_EXERCISE_
Count every line in the data below where "Date" occurs, then state that number and nothing more.

_PROVIDED ENTRIES_
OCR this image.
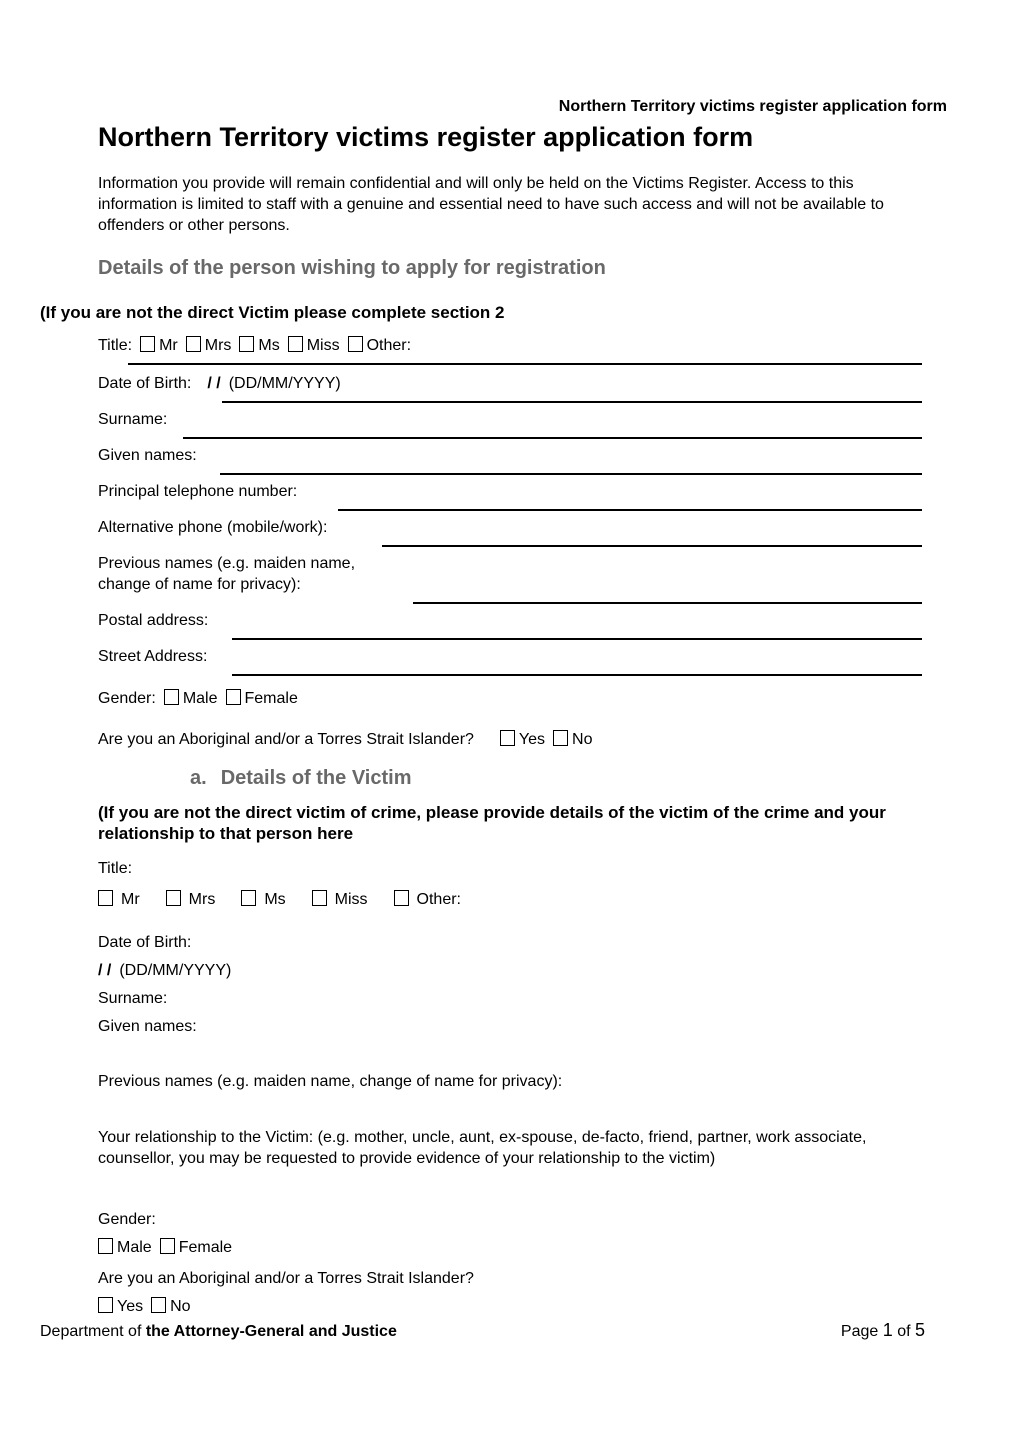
Northern Territory victims register application form
Northern Territory victims register application form

Information you provide will remain confidential and will only be held on the Victims Register. Access to this information is limited to staff with a genuine and essential need to have such access and will not be available to offenders or other persons.

Details of the person wishing to apply for registration

(If you are not the direct Victim please complete section 2

Title: Mr Mrs Ms Miss Other:
Date of Birth: / / (DD/MM/YYYY)
Surname:
Given names:
Principal telephone number:
Alternative phone (mobile/work):
Previous names (e.g. maiden name,
change of name for privacy):
Postal address:
Street Address:
Gender: Male Female
Are you an Aboriginal and/or a Torres Strait Islander?	Yes No
a. Details of the Victim

(If you are not the direct victim of crime, please provide details of the victim of the crime and your relationship to that person here

Title:
Mr	Mrs	Ms	Miss	Other:
Date of Birth:
/ / (DD/MM/YYYY)
Surname:
Given names:
Previous names (e.g. maiden name, change of name for privacy):
Your relationship to the Victim: (e.g. mother, uncle, aunt, ex-spouse, de-facto, friend, partner, work associate, counsellor, you may be requested to provide evidence of your relationship to the victim)
Gender:
Male Female
Are you an Aboriginal and/or a Torres Strait Islander?
Yes No
Department of the Attorney-General and Justice	Page 1 of 5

_EXERCISE SOLUTION_
2